Extracted data entries:
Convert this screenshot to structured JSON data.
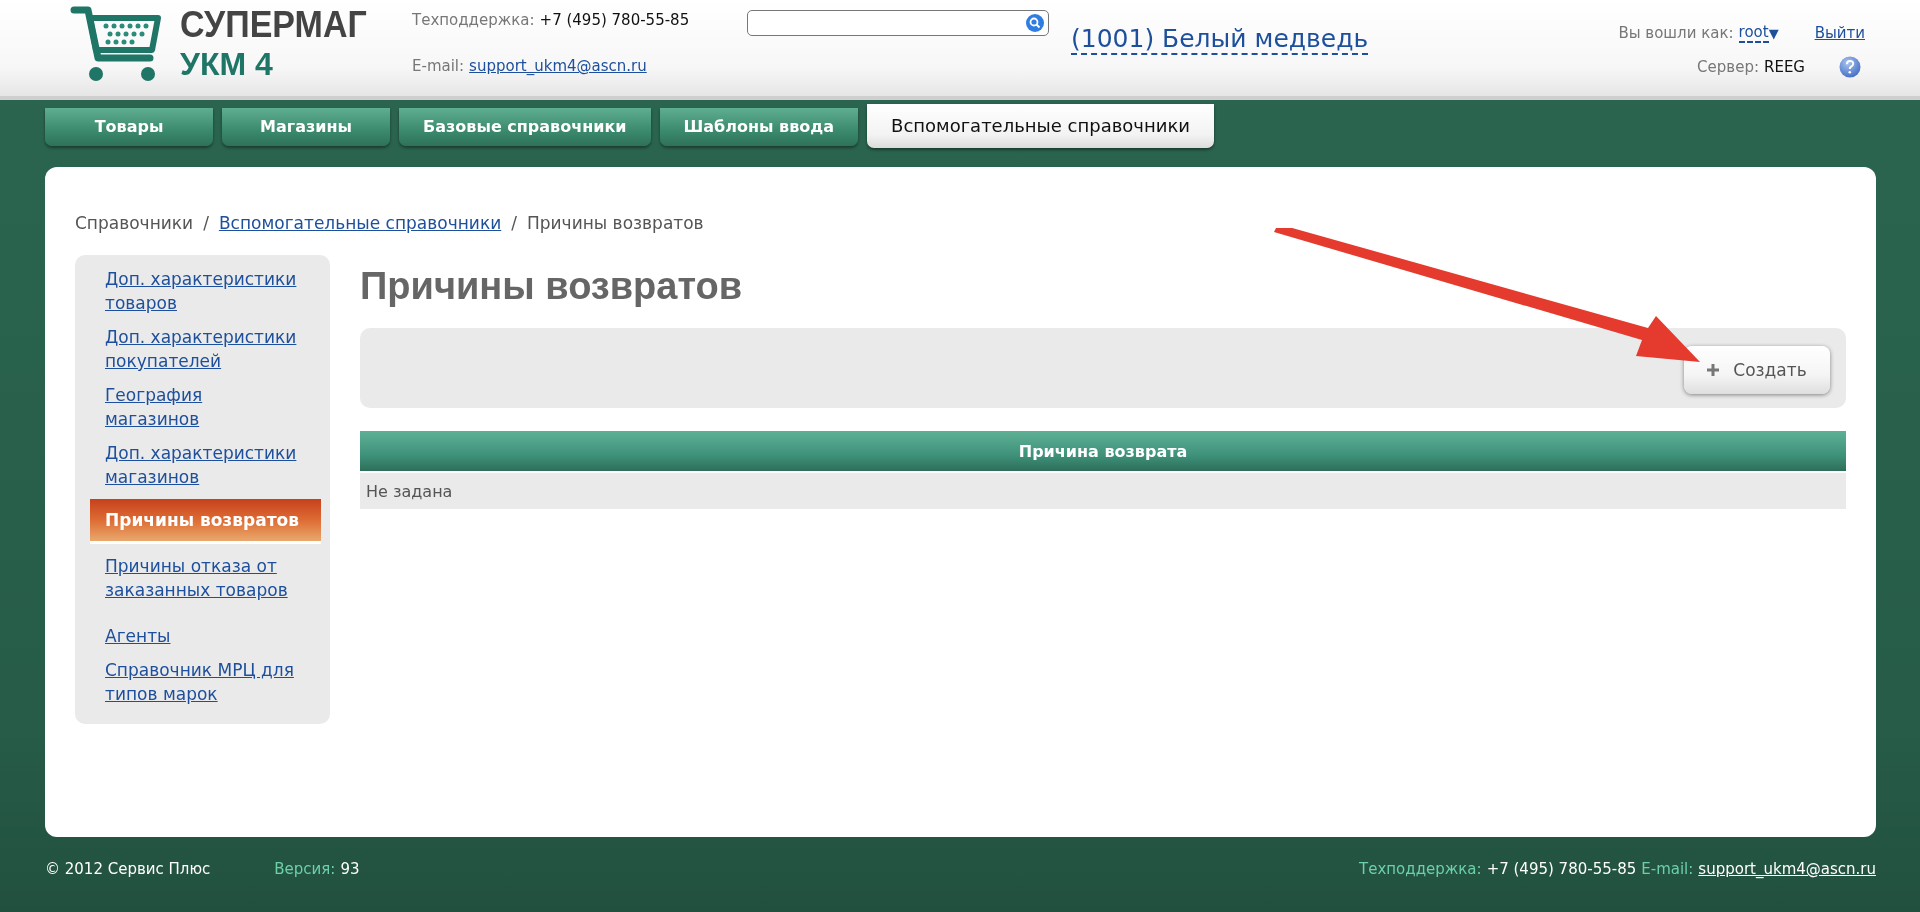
{
  "header": {
    "logo": {
      "title": "СУПЕРМАГ",
      "subtitle": "УКМ 4"
    },
    "support": {
      "label": "Техподдержка:",
      "phone": "+7 (495) 780-55-85"
    },
    "email": {
      "label": "E-mail:",
      "address": "support_ukm4@ascn.ru"
    },
    "store": "(1001) Белый медведь",
    "user": {
      "label": "Вы вошли как:",
      "name": "root",
      "caret": "▼"
    },
    "logout": "Выйти",
    "server": {
      "label": "Сервер:",
      "name": "REEG"
    }
  },
  "tabs": [
    {
      "label": "Товары",
      "selected": false
    },
    {
      "label": "Магазины",
      "selected": false
    },
    {
      "label": "Базовые справочники",
      "selected": false
    },
    {
      "label": "Шаблоны ввода",
      "selected": false
    },
    {
      "label": "Вспомогательные справочники",
      "selected": true
    }
  ],
  "breadcrumb_separator": "/",
  "breadcrumb": [
    {
      "label": "Справочники",
      "kind": "text"
    },
    {
      "label": "Вспомогательные справочники",
      "kind": "link"
    },
    {
      "label": "Причины возвратов",
      "kind": "text"
    }
  ],
  "sidebar": {
    "items": [
      {
        "label": "Доп. характеристики товаров",
        "selected": false
      },
      {
        "label": "Доп. характеристики покупателей",
        "selected": false
      },
      {
        "label": "География магазинов",
        "selected": false
      },
      {
        "label": "Доп. характеристики магазинов",
        "selected": false
      },
      {
        "label": "Причины возвратов",
        "selected": true
      },
      {
        "label": "Причины отказа от заказанных товаров",
        "selected": false
      },
      {
        "label": "Агенты",
        "selected": false
      },
      {
        "label": "Справочник МРЦ для типов марок",
        "selected": false
      }
    ]
  },
  "page_title": "Причины возвратов",
  "toolbar": {
    "create_button": "Создать"
  },
  "table": {
    "columns": [
      "Причина возврата"
    ],
    "rows": [
      [
        "Не задана"
      ]
    ]
  },
  "footer": {
    "copyright": "© 2012 Сервис Плюс",
    "version": {
      "label": "Версия:",
      "value": "93"
    },
    "support": {
      "label": "Техподдержка:",
      "phone": "+7 (495) 780-55-85"
    },
    "email": {
      "label": "E-mail:",
      "address": "support_ukm4@ascn.ru"
    }
  }
}
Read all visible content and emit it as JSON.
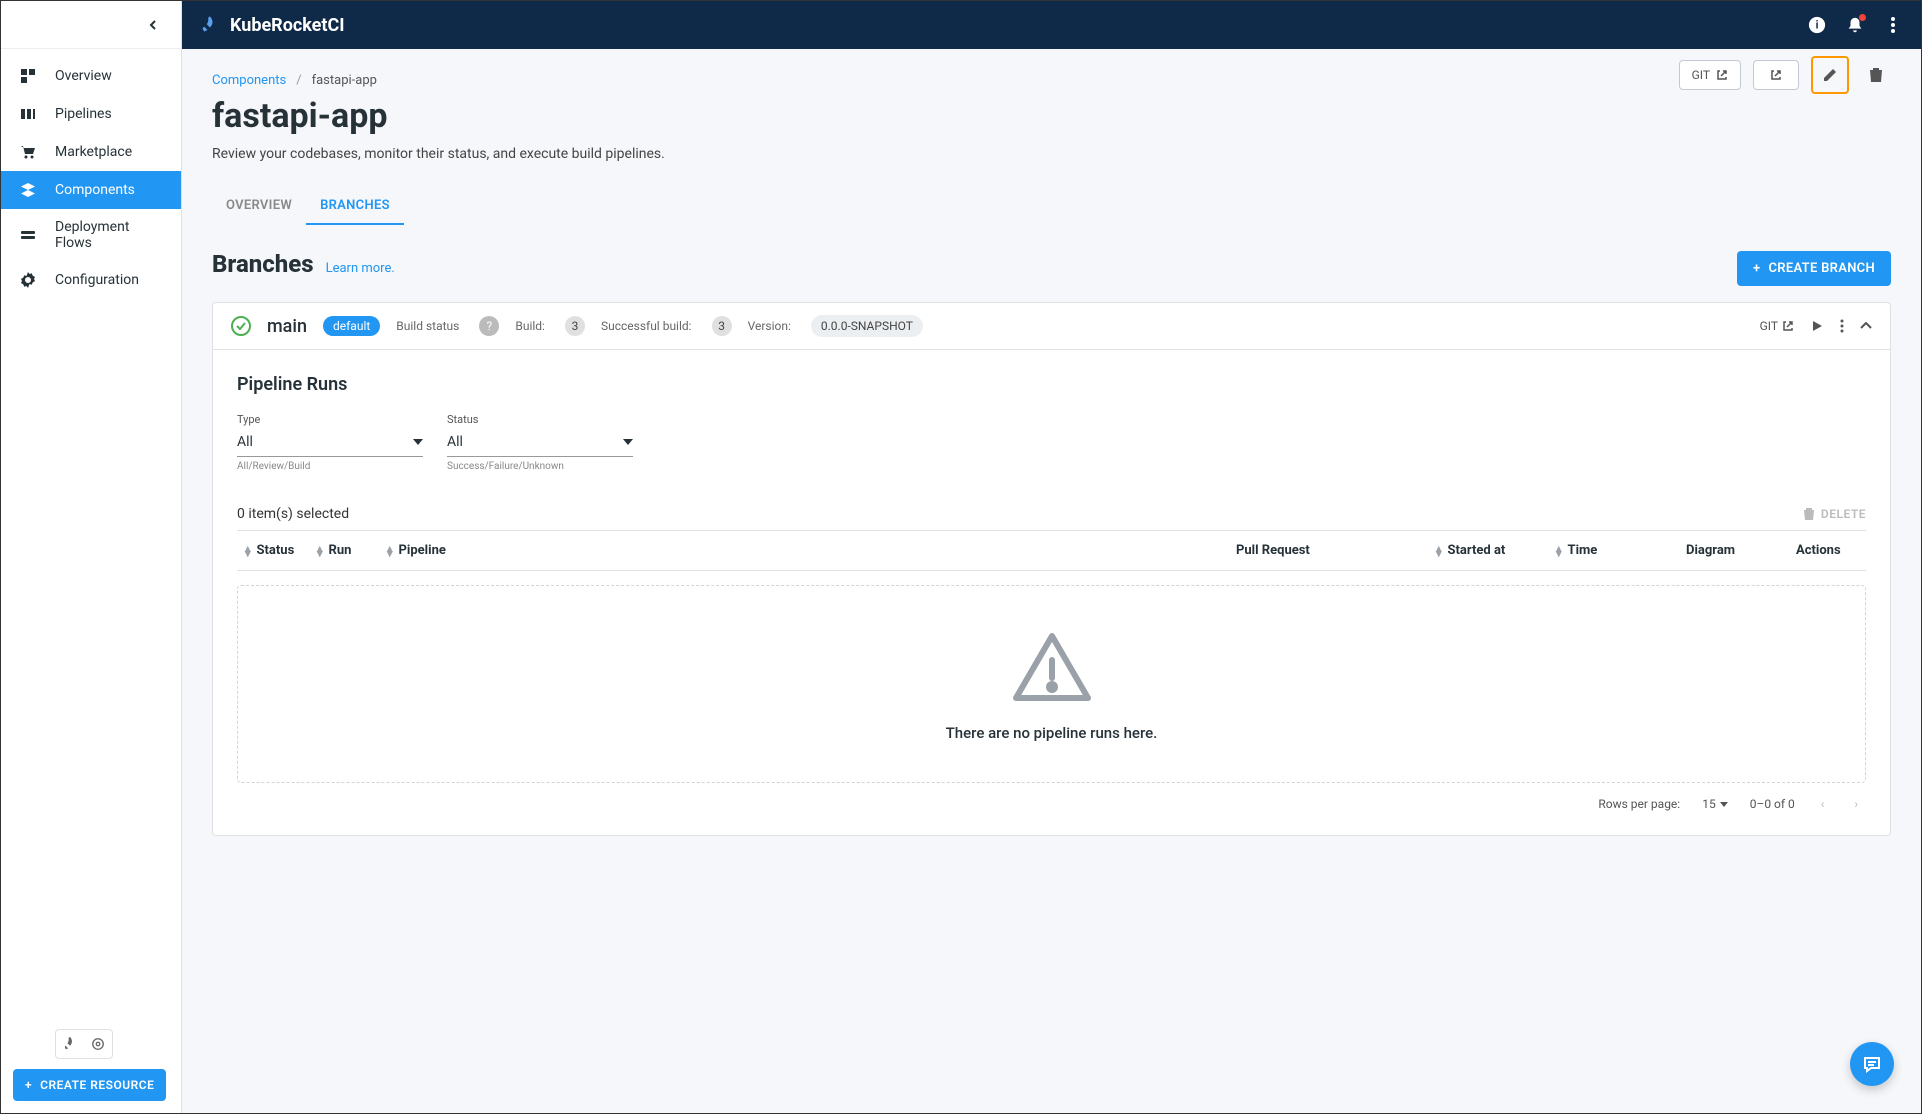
{
  "brand": "KubeRocketCI",
  "sidebar": {
    "items": [
      {
        "label": "Overview",
        "icon": "dashboard-icon"
      },
      {
        "label": "Pipelines",
        "icon": "pipelines-icon"
      },
      {
        "label": "Marketplace",
        "icon": "cart-icon"
      },
      {
        "label": "Components",
        "icon": "layers-icon"
      },
      {
        "label": "Deployment Flows",
        "icon": "flows-icon"
      },
      {
        "label": "Configuration",
        "icon": "gear-icon"
      }
    ],
    "create_resource": "CREATE RESOURCE"
  },
  "breadcrumb": {
    "root": "Components",
    "current": "fastapi-app"
  },
  "page": {
    "title": "fastapi-app",
    "description": "Review your codebases, monitor their status, and execute build pipelines.",
    "git_btn": "GIT"
  },
  "tabs": [
    {
      "label": "OVERVIEW",
      "active": false
    },
    {
      "label": "BRANCHES",
      "active": true
    }
  ],
  "section": {
    "title": "Branches",
    "learn_more": "Learn more.",
    "create_btn": "CREATE BRANCH"
  },
  "branch": {
    "name": "main",
    "chip": "default",
    "build_status_label": "Build status",
    "build_label": "Build:",
    "build_count": "3",
    "success_label": "Successful build:",
    "success_count": "3",
    "version_label": "Version:",
    "version": "0.0.0-SNAPSHOT",
    "git_label": "GIT"
  },
  "pipeline_runs": {
    "title": "Pipeline Runs",
    "filters": {
      "type": {
        "label": "Type",
        "value": "All",
        "help": "All/Review/Build"
      },
      "status": {
        "label": "Status",
        "value": "All",
        "help": "Success/Failure/Unknown"
      }
    },
    "selection": "0 item(s) selected",
    "delete": "DELETE",
    "columns": [
      "Status",
      "Run",
      "Pipeline",
      "Pull Request",
      "Started at",
      "Time",
      "Diagram",
      "Actions"
    ],
    "empty": "There are no pipeline runs here.",
    "pagination": {
      "rows_label": "Rows per page:",
      "rows": "15",
      "range": "0–0 of 0"
    }
  }
}
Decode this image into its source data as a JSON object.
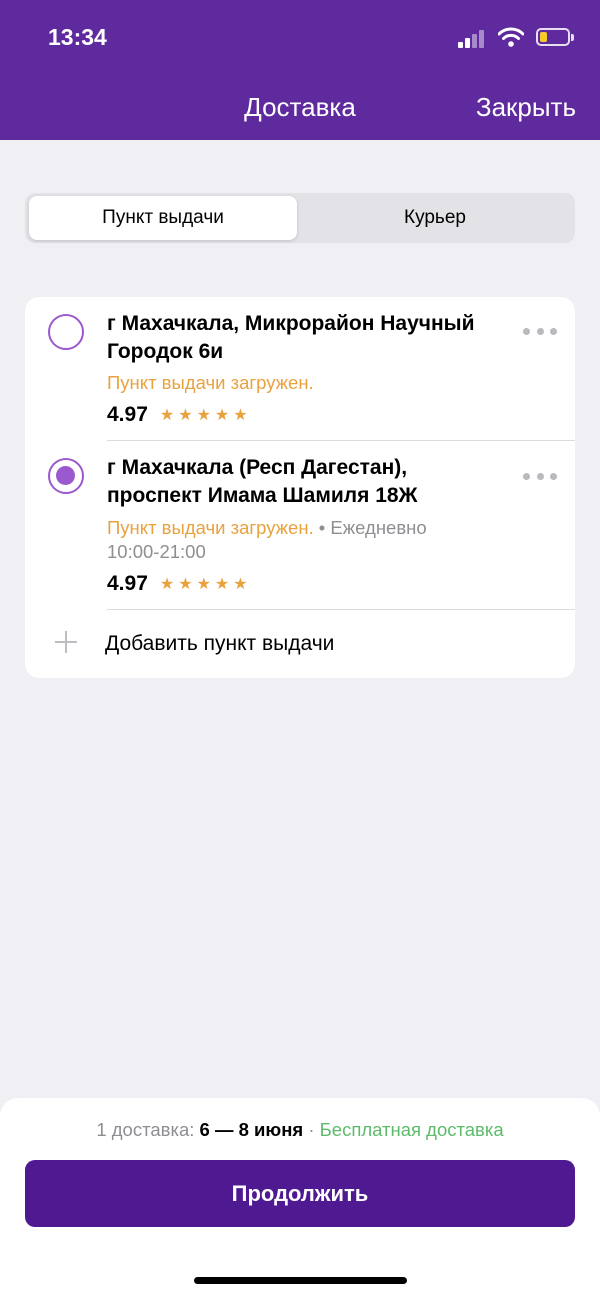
{
  "status_bar": {
    "time": "13:34"
  },
  "header": {
    "title": "Доставка",
    "close_label": "Закрыть"
  },
  "tabs": [
    {
      "label": "Пункт выдачи",
      "selected": true
    },
    {
      "label": "Курьер",
      "selected": false
    }
  ],
  "pickup_points": [
    {
      "address": "г Махачкала, Микрорайон Научный Городок 6и",
      "status": "Пункт выдачи загружен.",
      "hours": "",
      "rating": "4.97",
      "stars": "★★★★★",
      "selected": false
    },
    {
      "address": "г Махачкала (Респ Дагестан), проспект Имама Шамиля 18Ж",
      "status": "Пункт выдачи загружен.",
      "hours_prefix": " • Ежедневно",
      "hours": "10:00-21:00",
      "rating": "4.97",
      "stars": "★★★★★",
      "selected": true
    }
  ],
  "add_pickup_label": "Добавить пункт выдачи",
  "footer": {
    "count_label": "1 доставка: ",
    "dates": "6 — 8 июня",
    "separator": " · ",
    "free_label": "Бесплатная доставка",
    "continue_label": "Продолжить"
  },
  "colors": {
    "header_bg": "#5f2a9e",
    "accent": "#9b59d0",
    "button_bg": "#4f1a91",
    "warning": "#e8a23e",
    "success": "#5cbb6a"
  }
}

*Exercise details*. Exactly reproduce each record, leaving out any pictures.

*Task response*.
Convert this screenshot to structured JSON data.
{
  "header": {
    "logo": {
      "title": "СУПЕРМАГ",
      "subtitle": "УКМ 4"
    },
    "support": {
      "label": "Техподдержка:",
      "phone": "+7 (495) 780-55-85"
    },
    "email": {
      "label": "E-mail:",
      "address": "support_ukm4@ascn.ru"
    },
    "store": "(1001) Белый медведь",
    "user": {
      "label": "Вы вошли как:",
      "name": "root",
      "caret": "▼"
    },
    "logout": "Выйти",
    "server": {
      "label": "Сервер:",
      "name": "REEG"
    }
  },
  "tabs": [
    {
      "label": "Товары",
      "selected": false
    },
    {
      "label": "Магазины",
      "selected": false
    },
    {
      "label": "Базовые справочники",
      "selected": false
    },
    {
      "label": "Шаблоны ввода",
      "selected": false
    },
    {
      "label": "Вспомогательные справочники",
      "selected": true
    }
  ],
  "breadcrumb_separator": "/",
  "breadcrumb": [
    {
      "label": "Справочники",
      "kind": "text"
    },
    {
      "label": "Вспомогательные справочники",
      "kind": "link"
    },
    {
      "label": "Причины возвратов",
      "kind": "text"
    }
  ],
  "sidebar": {
    "items": [
      {
        "label": "Доп. характеристики товаров",
        "selected": false
      },
      {
        "label": "Доп. характеристики покупателей",
        "selected": false
      },
      {
        "label": "География магазинов",
        "selected": false
      },
      {
        "label": "Доп. характеристики магазинов",
        "selected": false
      },
      {
        "label": "Причины возвратов",
        "selected": true
      },
      {
        "label": "Причины отказа от заказанных товаров",
        "selected": false
      },
      {
        "label": "Агенты",
        "selected": false
      },
      {
        "label": "Справочник МРЦ для типов марок",
        "selected": false
      }
    ]
  },
  "page_title": "Причины возвратов",
  "toolbar": {
    "create_button": "Создать"
  },
  "table": {
    "columns": [
      "Причина возврата"
    ],
    "rows": [
      [
        "Не задана"
      ]
    ]
  },
  "footer": {
    "copyright": "© 2012 Сервис Плюс",
    "version": {
      "label": "Версия:",
      "value": "93"
    },
    "support": {
      "label": "Техподдержка:",
      "phone": "+7 (495) 780-55-85"
    },
    "email": {
      "label": "E-mail:",
      "address": "support_ukm4@ascn.ru"
    }
  }
}
Read all visible content and emit it as JSON.
{
  "brand": "KubeRocketCI",
  "sidebar": {
    "items": [
      {
        "label": "Overview",
        "icon": "dashboard-icon"
      },
      {
        "label": "Pipelines",
        "icon": "pipelines-icon"
      },
      {
        "label": "Marketplace",
        "icon": "cart-icon"
      },
      {
        "label": "Components",
        "icon": "layers-icon"
      },
      {
        "label": "Deployment Flows",
        "icon": "flows-icon"
      },
      {
        "label": "Configuration",
        "icon": "gear-icon"
      }
    ],
    "create_resource": "CREATE RESOURCE"
  },
  "breadcrumb": {
    "root": "Components",
    "current": "fastapi-app"
  },
  "page": {
    "title": "fastapi-app",
    "description": "Review your codebases, monitor their status, and execute build pipelines.",
    "git_btn": "GIT"
  },
  "tabs": [
    {
      "label": "OVERVIEW",
      "active": false
    },
    {
      "label": "BRANCHES",
      "active": true
    }
  ],
  "section": {
    "title": "Branches",
    "learn_more": "Learn more.",
    "create_btn": "CREATE BRANCH"
  },
  "branch": {
    "name": "main",
    "chip": "default",
    "build_status_label": "Build status",
    "build_label": "Build:",
    "build_count": "3",
    "success_label": "Successful build:",
    "success_count": "3",
    "version_label": "Version:",
    "version": "0.0.0-SNAPSHOT",
    "git_label": "GIT"
  },
  "pipeline_runs": {
    "title": "Pipeline Runs",
    "filters": {
      "type": {
        "label": "Type",
        "value": "All",
        "help": "All/Review/Build"
      },
      "status": {
        "label": "Status",
        "value": "All",
        "help": "Success/Failure/Unknown"
      }
    },
    "selection": "0 item(s) selected",
    "delete": "DELETE",
    "columns": [
      "Status",
      "Run",
      "Pipeline",
      "Pull Request",
      "Started at",
      "Time",
      "Diagram",
      "Actions"
    ],
    "empty": "There are no pipeline runs here.",
    "pagination": {
      "rows_label": "Rows per page:",
      "rows": "15",
      "range": "0–0 of 0"
    }
  }
}
Decode this image into its source data as a JSON object.
{
  "status_bar": {
    "time": "13:34"
  },
  "header": {
    "title": "Доставка",
    "close_label": "Закрыть"
  },
  "tabs": [
    {
      "label": "Пункт выдачи",
      "selected": true
    },
    {
      "label": "Курьер",
      "selected": false
    }
  ],
  "pickup_points": [
    {
      "address": "г Махачкала, Микрорайон Научный Городок 6и",
      "status": "Пункт выдачи загружен.",
      "hours": "",
      "rating": "4.97",
      "stars": "★★★★★",
      "selected": false
    },
    {
      "address": "г Махачкала (Респ Дагестан), проспект Имама Шамиля 18Ж",
      "status": "Пункт выдачи загружен.",
      "hours_prefix": " • Ежедневно",
      "hours": "10:00-21:00",
      "rating": "4.97",
      "stars": "★★★★★",
      "selected": true
    }
  ],
  "add_pickup_label": "Добавить пункт выдачи",
  "footer": {
    "count_label": "1 доставка: ",
    "dates": "6 — 8 июня",
    "separator": " · ",
    "free_label": "Бесплатная доставка",
    "continue_label": "Продолжить"
  },
  "colors": {
    "header_bg": "#5f2a9e",
    "accent": "#9b59d0",
    "button_bg": "#4f1a91",
    "warning": "#e8a23e",
    "success": "#5cbb6a"
  }
}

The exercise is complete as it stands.